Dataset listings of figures
··········
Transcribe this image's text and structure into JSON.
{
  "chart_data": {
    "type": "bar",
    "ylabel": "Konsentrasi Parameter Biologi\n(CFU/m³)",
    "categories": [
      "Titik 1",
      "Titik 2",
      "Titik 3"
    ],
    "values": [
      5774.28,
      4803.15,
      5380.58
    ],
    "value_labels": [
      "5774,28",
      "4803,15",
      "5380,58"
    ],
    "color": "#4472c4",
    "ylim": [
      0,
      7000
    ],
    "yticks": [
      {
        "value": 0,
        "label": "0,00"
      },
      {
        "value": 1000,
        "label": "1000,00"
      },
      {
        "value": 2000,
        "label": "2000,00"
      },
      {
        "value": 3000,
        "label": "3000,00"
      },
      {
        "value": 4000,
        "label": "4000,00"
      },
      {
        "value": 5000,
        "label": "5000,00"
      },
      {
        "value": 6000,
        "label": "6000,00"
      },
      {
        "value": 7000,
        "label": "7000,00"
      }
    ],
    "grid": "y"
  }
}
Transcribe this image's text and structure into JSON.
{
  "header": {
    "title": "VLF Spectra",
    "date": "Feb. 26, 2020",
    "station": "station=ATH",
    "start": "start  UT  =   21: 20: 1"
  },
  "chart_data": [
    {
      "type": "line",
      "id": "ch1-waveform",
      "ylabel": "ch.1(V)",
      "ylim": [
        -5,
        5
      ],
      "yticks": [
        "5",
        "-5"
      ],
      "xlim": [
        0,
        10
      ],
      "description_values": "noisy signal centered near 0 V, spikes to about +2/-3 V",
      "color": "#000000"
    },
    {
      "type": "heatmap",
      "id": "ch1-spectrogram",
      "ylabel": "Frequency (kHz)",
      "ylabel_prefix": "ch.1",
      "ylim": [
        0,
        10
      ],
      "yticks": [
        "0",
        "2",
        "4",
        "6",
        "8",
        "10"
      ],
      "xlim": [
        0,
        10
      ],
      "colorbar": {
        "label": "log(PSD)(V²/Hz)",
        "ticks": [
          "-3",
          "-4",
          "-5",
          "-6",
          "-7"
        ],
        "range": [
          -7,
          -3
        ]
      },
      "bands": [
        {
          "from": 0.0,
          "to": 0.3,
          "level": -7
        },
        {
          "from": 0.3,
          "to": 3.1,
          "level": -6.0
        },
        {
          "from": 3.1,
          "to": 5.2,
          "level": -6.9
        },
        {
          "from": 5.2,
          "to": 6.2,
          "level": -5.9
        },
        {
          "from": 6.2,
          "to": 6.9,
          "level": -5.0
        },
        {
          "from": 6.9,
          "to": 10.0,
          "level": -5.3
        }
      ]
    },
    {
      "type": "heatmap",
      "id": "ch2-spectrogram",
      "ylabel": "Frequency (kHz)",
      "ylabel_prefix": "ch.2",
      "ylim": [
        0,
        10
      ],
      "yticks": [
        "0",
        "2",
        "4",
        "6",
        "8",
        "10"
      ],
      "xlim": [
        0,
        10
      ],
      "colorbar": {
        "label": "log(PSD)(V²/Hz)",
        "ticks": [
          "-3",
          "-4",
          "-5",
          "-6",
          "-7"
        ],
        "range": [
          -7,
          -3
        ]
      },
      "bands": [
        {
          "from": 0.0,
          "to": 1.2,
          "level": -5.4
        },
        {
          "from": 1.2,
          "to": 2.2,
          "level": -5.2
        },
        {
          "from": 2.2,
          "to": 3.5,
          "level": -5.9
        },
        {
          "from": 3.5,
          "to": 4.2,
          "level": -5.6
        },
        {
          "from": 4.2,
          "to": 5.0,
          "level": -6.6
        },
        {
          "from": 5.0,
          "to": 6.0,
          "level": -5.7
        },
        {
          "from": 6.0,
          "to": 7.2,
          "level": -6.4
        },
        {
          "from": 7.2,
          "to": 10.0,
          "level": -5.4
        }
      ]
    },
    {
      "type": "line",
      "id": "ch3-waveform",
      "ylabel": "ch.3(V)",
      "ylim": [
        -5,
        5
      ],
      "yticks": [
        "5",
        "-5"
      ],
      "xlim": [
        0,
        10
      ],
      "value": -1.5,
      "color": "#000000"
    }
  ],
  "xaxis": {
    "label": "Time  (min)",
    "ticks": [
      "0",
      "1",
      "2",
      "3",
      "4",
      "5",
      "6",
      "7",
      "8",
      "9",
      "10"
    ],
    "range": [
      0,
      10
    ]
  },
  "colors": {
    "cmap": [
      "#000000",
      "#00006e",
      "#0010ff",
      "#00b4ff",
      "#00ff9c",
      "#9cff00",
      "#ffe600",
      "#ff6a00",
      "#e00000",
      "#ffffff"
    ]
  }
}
··········
— Request —
Repeat the data precisely, reproducing every entry.

— Answer in full —
Transcribe this image's text and structure into JSON.
{
  "chart_data": {
    "type": "bar",
    "ylabel": "Konsentrasi Parameter Biologi\n(CFU/m³)",
    "categories": [
      "Titik 1",
      "Titik 2",
      "Titik 3"
    ],
    "values": [
      5774.28,
      4803.15,
      5380.58
    ],
    "value_labels": [
      "5774,28",
      "4803,15",
      "5380,58"
    ],
    "color": "#4472c4",
    "ylim": [
      0,
      7000
    ],
    "yticks": [
      {
        "value": 0,
        "label": "0,00"
      },
      {
        "value": 1000,
        "label": "1000,00"
      },
      {
        "value": 2000,
        "label": "2000,00"
      },
      {
        "value": 3000,
        "label": "3000,00"
      },
      {
        "value": 4000,
        "label": "4000,00"
      },
      {
        "value": 5000,
        "label": "5000,00"
      },
      {
        "value": 6000,
        "label": "6000,00"
      },
      {
        "value": 7000,
        "label": "7000,00"
      }
    ],
    "grid": "y"
  }
}
Transcribe this image's text and structure into JSON.
{
  "header": {
    "title": "VLF Spectra",
    "date": "Feb. 26, 2020",
    "station": "station=ATH",
    "start": "start  UT  =   21: 20: 1"
  },
  "chart_data": [
    {
      "type": "line",
      "id": "ch1-waveform",
      "ylabel": "ch.1(V)",
      "ylim": [
        -5,
        5
      ],
      "yticks": [
        "5",
        "-5"
      ],
      "xlim": [
        0,
        10
      ],
      "description_values": "noisy signal centered near 0 V, spikes to about +2/-3 V",
      "color": "#000000"
    },
    {
      "type": "heatmap",
      "id": "ch1-spectrogram",
      "ylabel": "Frequency (kHz)",
      "ylabel_prefix": "ch.1",
      "ylim": [
        0,
        10
      ],
      "yticks": [
        "0",
        "2",
        "4",
        "6",
        "8",
        "10"
      ],
      "xlim": [
        0,
        10
      ],
      "colorbar": {
        "label": "log(PSD)(V²/Hz)",
        "ticks": [
          "-3",
          "-4",
          "-5",
          "-6",
          "-7"
        ],
        "range": [
          -7,
          -3
        ]
      },
      "bands": [
        {
          "from": 0.0,
          "to": 0.3,
          "level": -7
        },
        {
          "from": 0.3,
          "to": 3.1,
          "level": -6.0
        },
        {
          "from": 3.1,
          "to": 5.2,
          "level": -6.9
        },
        {
          "from": 5.2,
          "to": 6.2,
          "level": -5.9
        },
        {
          "from": 6.2,
          "to": 6.9,
          "level": -5.0
        },
        {
          "from": 6.9,
          "to": 10.0,
          "level": -5.3
        }
      ]
    },
    {
      "type": "heatmap",
      "id": "ch2-spectrogram",
      "ylabel": "Frequency (kHz)",
      "ylabel_prefix": "ch.2",
      "ylim": [
        0,
        10
      ],
      "yticks": [
        "0",
        "2",
        "4",
        "6",
        "8",
        "10"
      ],
      "xlim": [
        0,
        10
      ],
      "colorbar": {
        "label": "log(PSD)(V²/Hz)",
        "ticks": [
          "-3",
          "-4",
          "-5",
          "-6",
          "-7"
        ],
        "range": [
          -7,
          -3
        ]
      },
      "bands": [
        {
          "from": 0.0,
          "to": 1.2,
          "level": -5.4
        },
        {
          "from": 1.2,
          "to": 2.2,
          "level": -5.2
        },
        {
          "from": 2.2,
          "to": 3.5,
          "level": -5.9
        },
        {
          "from": 3.5,
          "to": 4.2,
          "level": -5.6
        },
        {
          "from": 4.2,
          "to": 5.0,
          "level": -6.6
        },
        {
          "from": 5.0,
          "to": 6.0,
          "level": -5.7
        },
        {
          "from": 6.0,
          "to": 7.2,
          "level": -6.4
        },
        {
          "from": 7.2,
          "to": 10.0,
          "level": -5.4
        }
      ]
    },
    {
      "type": "line",
      "id": "ch3-waveform",
      "ylabel": "ch.3(V)",
      "ylim": [
        -5,
        5
      ],
      "yticks": [
        "5",
        "-5"
      ],
      "xlim": [
        0,
        10
      ],
      "value": -1.5,
      "color": "#000000"
    }
  ],
  "xaxis": {
    "label": "Time  (min)",
    "ticks": [
      "0",
      "1",
      "2",
      "3",
      "4",
      "5",
      "6",
      "7",
      "8",
      "9",
      "10"
    ],
    "range": [
      0,
      10
    ]
  },
  "colors": {
    "cmap": [
      "#000000",
      "#00006e",
      "#0010ff",
      "#00b4ff",
      "#00ff9c",
      "#9cff00",
      "#ffe600",
      "#ff6a00",
      "#e00000",
      "#ffffff"
    ]
  }
}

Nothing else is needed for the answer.